● Stated goal
Repeat the data word for word. Do not include the pictures.

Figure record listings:
=====

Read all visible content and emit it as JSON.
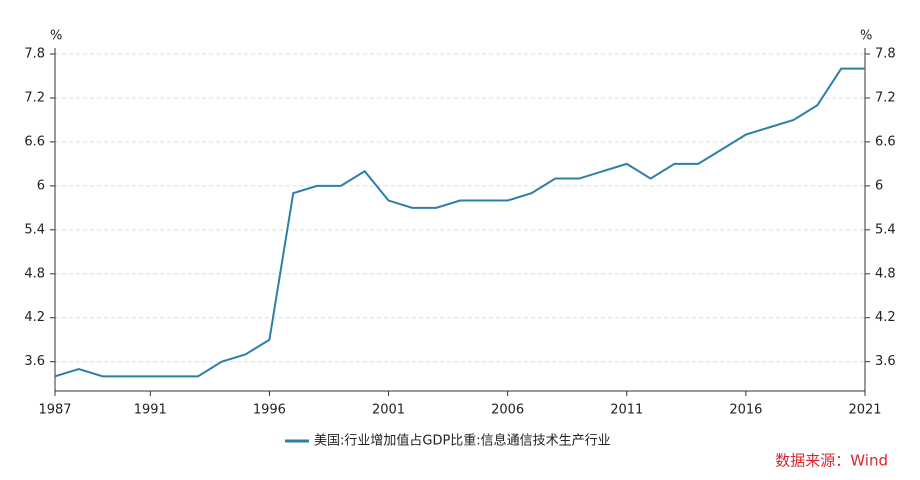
{
  "chart_data": {
    "type": "line",
    "y_unit": "%",
    "y2_unit": "%",
    "x": [
      1987,
      1988,
      1989,
      1990,
      1991,
      1992,
      1993,
      1994,
      1995,
      1996,
      1997,
      1998,
      1999,
      2000,
      2001,
      2002,
      2003,
      2004,
      2005,
      2006,
      2007,
      2008,
      2009,
      2010,
      2011,
      2012,
      2013,
      2014,
      2015,
      2016,
      2017,
      2018,
      2019,
      2020,
      2021
    ],
    "series": [
      {
        "name": "美国:行业增加值占GDP比重:信息通信技术生产行业",
        "color": "#2e7fa8",
        "values": [
          3.4,
          3.5,
          3.4,
          3.4,
          3.4,
          3.4,
          3.4,
          3.6,
          3.7,
          3.9,
          5.9,
          6.0,
          6.0,
          6.2,
          5.8,
          5.7,
          5.7,
          5.8,
          5.8,
          5.8,
          5.9,
          6.1,
          6.1,
          6.2,
          6.3,
          6.1,
          6.3,
          6.3,
          6.5,
          6.7,
          6.8,
          6.9,
          7.1,
          7.6,
          7.6
        ]
      }
    ],
    "xlim": [
      1987,
      2021
    ],
    "xticks": [
      1987,
      1991,
      1996,
      2001,
      2006,
      2011,
      2016,
      2021
    ],
    "ylim": [
      3.2,
      7.8
    ],
    "yticks": [
      3.6,
      4.2,
      4.8,
      5.4,
      6,
      6.6,
      7.2,
      7.8
    ],
    "y2lim": [
      3.2,
      7.8
    ],
    "y2ticks": [
      3.6,
      4.2,
      4.8,
      5.4,
      6,
      6.6,
      7.2,
      7.8
    ],
    "grid": true,
    "legend": "bottom",
    "source": "数据来源：Wind"
  }
}
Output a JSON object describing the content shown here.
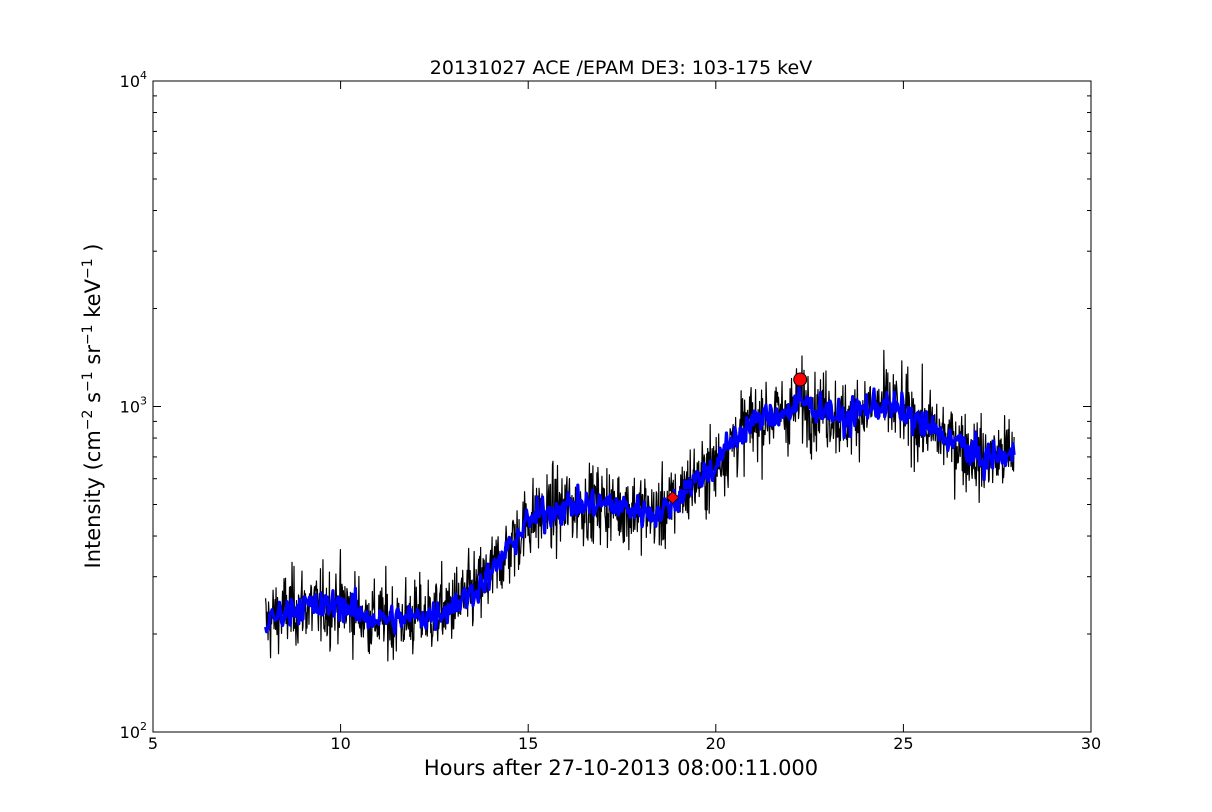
{
  "chart_data": {
    "type": "line",
    "title": "20131027 ACE /EPAM DE3: 103-175 keV",
    "xlabel": "Hours after 27-10-2013 08:00:11.000",
    "ylabel": {
      "base": "Intensity (cm",
      "parts": [
        {
          "text": "Intensity (cm",
          "sup": false
        },
        {
          "text": "−2",
          "sup": true
        },
        {
          "text": " s",
          "sup": false
        },
        {
          "text": "−1",
          "sup": true
        },
        {
          "text": " sr",
          "sup": false
        },
        {
          "text": "−1",
          "sup": true
        },
        {
          "text": " keV",
          "sup": false
        },
        {
          "text": "−1",
          "sup": true
        },
        {
          "text": " )",
          "sup": false
        }
      ]
    },
    "xlim": [
      5,
      30
    ],
    "ylim": [
      100,
      10000
    ],
    "yscale": "log",
    "grid": false,
    "x_ticks": [
      5,
      10,
      15,
      20,
      25,
      30
    ],
    "y_ticks": [
      {
        "value": 100,
        "base": "10",
        "exp": "2"
      },
      {
        "value": 1000,
        "base": "10",
        "exp": "3"
      },
      {
        "value": 10000,
        "base": "10",
        "exp": "4"
      }
    ],
    "series": [
      {
        "role": "raw",
        "color": "#000000",
        "noise": 0.1,
        "x_start": 8.0,
        "x_end": 27.95,
        "anchors": [
          [
            8.0,
            215
          ],
          [
            8.5,
            235
          ],
          [
            9.0,
            245
          ],
          [
            9.5,
            240
          ],
          [
            10.0,
            250
          ],
          [
            10.5,
            230
          ],
          [
            11.0,
            222
          ],
          [
            11.5,
            222
          ],
          [
            12.0,
            225
          ],
          [
            12.5,
            230
          ],
          [
            13.0,
            245
          ],
          [
            13.5,
            268
          ],
          [
            14.0,
            305
          ],
          [
            14.5,
            370
          ],
          [
            15.0,
            445
          ],
          [
            15.5,
            475
          ],
          [
            16.0,
            490
          ],
          [
            16.5,
            500
          ],
          [
            17.0,
            505
          ],
          [
            17.5,
            490
          ],
          [
            18.0,
            480
          ],
          [
            18.5,
            470
          ],
          [
            18.8,
            500
          ],
          [
            19.2,
            560
          ],
          [
            19.5,
            600
          ],
          [
            20.0,
            660
          ],
          [
            20.5,
            800
          ],
          [
            21.0,
            900
          ],
          [
            21.5,
            940
          ],
          [
            22.0,
            970
          ],
          [
            22.3,
            1040
          ],
          [
            22.6,
            990
          ],
          [
            23.0,
            980
          ],
          [
            23.4,
            890
          ],
          [
            23.7,
            960
          ],
          [
            24.0,
            990
          ],
          [
            24.5,
            1010
          ],
          [
            25.0,
            960
          ],
          [
            25.5,
            880
          ],
          [
            26.0,
            820
          ],
          [
            26.5,
            770
          ],
          [
            27.0,
            690
          ],
          [
            27.5,
            700
          ],
          [
            27.95,
            710
          ]
        ]
      },
      {
        "role": "smoothed",
        "color": "#0000ff",
        "noise": 0.04,
        "x_start": 8.0,
        "x_end": 27.95,
        "anchors": [
          [
            8.0,
            215
          ],
          [
            8.5,
            235
          ],
          [
            9.0,
            245
          ],
          [
            9.5,
            240
          ],
          [
            10.0,
            250
          ],
          [
            10.5,
            230
          ],
          [
            11.0,
            222
          ],
          [
            11.5,
            222
          ],
          [
            12.0,
            225
          ],
          [
            12.5,
            230
          ],
          [
            13.0,
            245
          ],
          [
            13.5,
            268
          ],
          [
            14.0,
            305
          ],
          [
            14.5,
            370
          ],
          [
            15.0,
            445
          ],
          [
            15.5,
            475
          ],
          [
            16.0,
            490
          ],
          [
            16.5,
            500
          ],
          [
            17.0,
            505
          ],
          [
            17.5,
            490
          ],
          [
            18.0,
            480
          ],
          [
            18.5,
            470
          ],
          [
            18.8,
            500
          ],
          [
            19.2,
            560
          ],
          [
            19.5,
            600
          ],
          [
            20.0,
            660
          ],
          [
            20.5,
            800
          ],
          [
            21.0,
            900
          ],
          [
            21.5,
            940
          ],
          [
            22.0,
            970
          ],
          [
            22.3,
            1040
          ],
          [
            22.6,
            990
          ],
          [
            23.0,
            980
          ],
          [
            23.4,
            890
          ],
          [
            23.7,
            960
          ],
          [
            24.0,
            990
          ],
          [
            24.5,
            1010
          ],
          [
            25.0,
            960
          ],
          [
            25.5,
            880
          ],
          [
            26.0,
            820
          ],
          [
            26.5,
            770
          ],
          [
            27.0,
            690
          ],
          [
            27.5,
            700
          ],
          [
            27.95,
            710
          ]
        ]
      }
    ],
    "markers": [
      {
        "shape": "diamond",
        "x": 18.85,
        "y": 525,
        "color": "#ff0000"
      },
      {
        "shape": "square",
        "x": 19.25,
        "y": 575,
        "color": "#0000ff"
      },
      {
        "shape": "circle",
        "x": 22.25,
        "y": 1210,
        "color": "#ff0000"
      }
    ]
  }
}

=====

● The solution
Read all visible content and emit it as JSON.
{
  "chart_data": {
    "type": "line",
    "y_unit": "%",
    "y2_unit": "%",
    "x": [
      1987,
      1988,
      1989,
      1990,
      1991,
      1992,
      1993,
      1994,
      1995,
      1996,
      1997,
      1998,
      1999,
      2000,
      2001,
      2002,
      2003,
      2004,
      2005,
      2006,
      2007,
      2008,
      2009,
      2010,
      2011,
      2012,
      2013,
      2014,
      2015,
      2016,
      2017,
      2018,
      2019,
      2020,
      2021
    ],
    "series": [
      {
        "name": "美国:行业增加值占GDP比重:信息通信技术生产行业",
        "color": "#2e7fa8",
        "values": [
          3.4,
          3.5,
          3.4,
          3.4,
          3.4,
          3.4,
          3.4,
          3.6,
          3.7,
          3.9,
          5.9,
          6.0,
          6.0,
          6.2,
          5.8,
          5.7,
          5.7,
          5.8,
          5.8,
          5.8,
          5.9,
          6.1,
          6.1,
          6.2,
          6.3,
          6.1,
          6.3,
          6.3,
          6.5,
          6.7,
          6.8,
          6.9,
          7.1,
          7.6,
          7.6
        ]
      }
    ],
    "xlim": [
      1987,
      2021
    ],
    "xticks": [
      1987,
      1991,
      1996,
      2001,
      2006,
      2011,
      2016,
      2021
    ],
    "ylim": [
      3.2,
      7.8
    ],
    "yticks": [
      3.6,
      4.2,
      4.8,
      5.4,
      6,
      6.6,
      7.2,
      7.8
    ],
    "y2lim": [
      3.2,
      7.8
    ],
    "y2ticks": [
      3.6,
      4.2,
      4.8,
      5.4,
      6,
      6.6,
      7.2,
      7.8
    ],
    "grid": true,
    "legend": "bottom",
    "source": "数据来源：Wind"
  }
}
Output a JSON object describing the content shown here.
{
  "chart_data": {
    "type": "line",
    "title": "20131027 ACE /EPAM DE3: 103-175 keV",
    "xlabel": "Hours after 27-10-2013 08:00:11.000",
    "ylabel": {
      "base": "Intensity (cm",
      "parts": [
        {
          "text": "Intensity (cm",
          "sup": false
        },
        {
          "text": "−2",
          "sup": true
        },
        {
          "text": " s",
          "sup": false
        },
        {
          "text": "−1",
          "sup": true
        },
        {
          "text": " sr",
          "sup": false
        },
        {
          "text": "−1",
          "sup": true
        },
        {
          "text": " keV",
          "sup": false
        },
        {
          "text": "−1",
          "sup": true
        },
        {
          "text": " )",
          "sup": false
        }
      ]
    },
    "xlim": [
      5,
      30
    ],
    "ylim": [
      100,
      10000
    ],
    "yscale": "log",
    "grid": false,
    "x_ticks": [
      5,
      10,
      15,
      20,
      25,
      30
    ],
    "y_ticks": [
      {
        "value": 100,
        "base": "10",
        "exp": "2"
      },
      {
        "value": 1000,
        "base": "10",
        "exp": "3"
      },
      {
        "value": 10000,
        "base": "10",
        "exp": "4"
      }
    ],
    "series": [
      {
        "role": "raw",
        "color": "#000000",
        "noise": 0.1,
        "x_start": 8.0,
        "x_end": 27.95,
        "anchors": [
          [
            8.0,
            215
          ],
          [
            8.5,
            235
          ],
          [
            9.0,
            245
          ],
          [
            9.5,
            240
          ],
          [
            10.0,
            250
          ],
          [
            10.5,
            230
          ],
          [
            11.0,
            222
          ],
          [
            11.5,
            222
          ],
          [
            12.0,
            225
          ],
          [
            12.5,
            230
          ],
          [
            13.0,
            245
          ],
          [
            13.5,
            268
          ],
          [
            14.0,
            305
          ],
          [
            14.5,
            370
          ],
          [
            15.0,
            445
          ],
          [
            15.5,
            475
          ],
          [
            16.0,
            490
          ],
          [
            16.5,
            500
          ],
          [
            17.0,
            505
          ],
          [
            17.5,
            490
          ],
          [
            18.0,
            480
          ],
          [
            18.5,
            470
          ],
          [
            18.8,
            500
          ],
          [
            19.2,
            560
          ],
          [
            19.5,
            600
          ],
          [
            20.0,
            660
          ],
          [
            20.5,
            800
          ],
          [
            21.0,
            900
          ],
          [
            21.5,
            940
          ],
          [
            22.0,
            970
          ],
          [
            22.3,
            1040
          ],
          [
            22.6,
            990
          ],
          [
            23.0,
            980
          ],
          [
            23.4,
            890
          ],
          [
            23.7,
            960
          ],
          [
            24.0,
            990
          ],
          [
            24.5,
            1010
          ],
          [
            25.0,
            960
          ],
          [
            25.5,
            880
          ],
          [
            26.0,
            820
          ],
          [
            26.5,
            770
          ],
          [
            27.0,
            690
          ],
          [
            27.5,
            700
          ],
          [
            27.95,
            710
          ]
        ]
      },
      {
        "role": "smoothed",
        "color": "#0000ff",
        "noise": 0.04,
        "x_start": 8.0,
        "x_end": 27.95,
        "anchors": [
          [
            8.0,
            215
          ],
          [
            8.5,
            235
          ],
          [
            9.0,
            245
          ],
          [
            9.5,
            240
          ],
          [
            10.0,
            250
          ],
          [
            10.5,
            230
          ],
          [
            11.0,
            222
          ],
          [
            11.5,
            222
          ],
          [
            12.0,
            225
          ],
          [
            12.5,
            230
          ],
          [
            13.0,
            245
          ],
          [
            13.5,
            268
          ],
          [
            14.0,
            305
          ],
          [
            14.5,
            370
          ],
          [
            15.0,
            445
          ],
          [
            15.5,
            475
          ],
          [
            16.0,
            490
          ],
          [
            16.5,
            500
          ],
          [
            17.0,
            505
          ],
          [
            17.5,
            490
          ],
          [
            18.0,
            480
          ],
          [
            18.5,
            470
          ],
          [
            18.8,
            500
          ],
          [
            19.2,
            560
          ],
          [
            19.5,
            600
          ],
          [
            20.0,
            660
          ],
          [
            20.5,
            800
          ],
          [
            21.0,
            900
          ],
          [
            21.5,
            940
          ],
          [
            22.0,
            970
          ],
          [
            22.3,
            1040
          ],
          [
            22.6,
            990
          ],
          [
            23.0,
            980
          ],
          [
            23.4,
            890
          ],
          [
            23.7,
            960
          ],
          [
            24.0,
            990
          ],
          [
            24.5,
            1010
          ],
          [
            25.0,
            960
          ],
          [
            25.5,
            880
          ],
          [
            26.0,
            820
          ],
          [
            26.5,
            770
          ],
          [
            27.0,
            690
          ],
          [
            27.5,
            700
          ],
          [
            27.95,
            710
          ]
        ]
      }
    ],
    "markers": [
      {
        "shape": "diamond",
        "x": 18.85,
        "y": 525,
        "color": "#ff0000"
      },
      {
        "shape": "square",
        "x": 19.25,
        "y": 575,
        "color": "#0000ff"
      },
      {
        "shape": "circle",
        "x": 22.25,
        "y": 1210,
        "color": "#ff0000"
      }
    ]
  }
}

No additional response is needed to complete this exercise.